> [GIVEN INSTRUCTION]
Select from the data all lines with the word "name".

>> Start DATA FOR THIS EXERCISE

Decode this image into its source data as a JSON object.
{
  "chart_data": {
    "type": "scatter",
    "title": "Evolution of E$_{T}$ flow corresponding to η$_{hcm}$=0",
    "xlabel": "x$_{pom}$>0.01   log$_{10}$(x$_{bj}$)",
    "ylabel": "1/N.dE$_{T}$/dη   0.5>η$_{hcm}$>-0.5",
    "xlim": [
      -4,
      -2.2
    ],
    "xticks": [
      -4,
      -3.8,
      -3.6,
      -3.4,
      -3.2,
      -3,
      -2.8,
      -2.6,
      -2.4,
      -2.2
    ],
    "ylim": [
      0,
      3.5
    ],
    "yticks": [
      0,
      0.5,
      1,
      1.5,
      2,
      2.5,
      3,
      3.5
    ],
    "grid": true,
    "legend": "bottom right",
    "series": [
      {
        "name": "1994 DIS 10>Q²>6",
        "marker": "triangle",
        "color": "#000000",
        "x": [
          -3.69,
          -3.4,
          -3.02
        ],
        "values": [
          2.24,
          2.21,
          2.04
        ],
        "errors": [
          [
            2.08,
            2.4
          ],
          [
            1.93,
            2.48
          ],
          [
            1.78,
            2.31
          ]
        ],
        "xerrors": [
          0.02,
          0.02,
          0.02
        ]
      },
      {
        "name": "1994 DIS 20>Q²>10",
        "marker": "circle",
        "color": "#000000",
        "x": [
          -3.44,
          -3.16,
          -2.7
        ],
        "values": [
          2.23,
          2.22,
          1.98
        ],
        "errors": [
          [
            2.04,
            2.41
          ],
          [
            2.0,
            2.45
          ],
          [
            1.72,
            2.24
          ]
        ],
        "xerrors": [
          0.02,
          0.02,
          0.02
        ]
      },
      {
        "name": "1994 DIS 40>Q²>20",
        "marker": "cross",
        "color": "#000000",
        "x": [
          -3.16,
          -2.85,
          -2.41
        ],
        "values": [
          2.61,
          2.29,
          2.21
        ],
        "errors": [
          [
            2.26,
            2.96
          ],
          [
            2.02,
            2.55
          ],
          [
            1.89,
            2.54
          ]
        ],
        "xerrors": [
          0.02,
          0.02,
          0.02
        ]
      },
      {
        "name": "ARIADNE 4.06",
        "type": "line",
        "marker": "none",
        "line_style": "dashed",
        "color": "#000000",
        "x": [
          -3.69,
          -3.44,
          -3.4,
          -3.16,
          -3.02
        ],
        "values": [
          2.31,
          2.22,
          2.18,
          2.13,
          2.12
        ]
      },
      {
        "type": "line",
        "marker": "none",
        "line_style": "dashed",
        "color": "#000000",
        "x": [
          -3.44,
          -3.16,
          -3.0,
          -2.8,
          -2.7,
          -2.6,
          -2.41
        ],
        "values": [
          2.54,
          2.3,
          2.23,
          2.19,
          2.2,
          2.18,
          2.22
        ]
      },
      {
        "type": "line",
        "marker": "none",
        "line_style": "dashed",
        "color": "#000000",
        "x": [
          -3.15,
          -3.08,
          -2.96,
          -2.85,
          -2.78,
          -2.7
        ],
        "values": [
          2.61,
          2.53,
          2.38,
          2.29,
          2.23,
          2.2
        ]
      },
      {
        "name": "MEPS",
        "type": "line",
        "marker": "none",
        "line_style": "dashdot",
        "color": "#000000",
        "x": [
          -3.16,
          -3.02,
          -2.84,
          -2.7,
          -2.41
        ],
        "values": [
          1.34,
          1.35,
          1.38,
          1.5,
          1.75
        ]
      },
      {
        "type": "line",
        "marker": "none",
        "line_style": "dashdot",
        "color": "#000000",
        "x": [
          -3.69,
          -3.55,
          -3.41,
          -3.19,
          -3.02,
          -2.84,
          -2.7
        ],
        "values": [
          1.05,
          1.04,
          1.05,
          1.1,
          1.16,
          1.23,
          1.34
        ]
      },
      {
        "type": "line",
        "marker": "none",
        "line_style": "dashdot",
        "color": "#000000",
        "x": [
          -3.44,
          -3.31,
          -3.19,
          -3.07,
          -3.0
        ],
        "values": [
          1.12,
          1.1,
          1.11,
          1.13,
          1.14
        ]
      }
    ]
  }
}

>> End DATA FOR THIS EXERCISE

> [PROBLEM SOLUTION]
        "name": "1994 DIS 10>Q²>6",
        "name": "1994 DIS 20>Q²>10",
        "name": "1994 DIS 40>Q²>20",
        "name": "ARIADNE 4.06",
        "name": "MEPS",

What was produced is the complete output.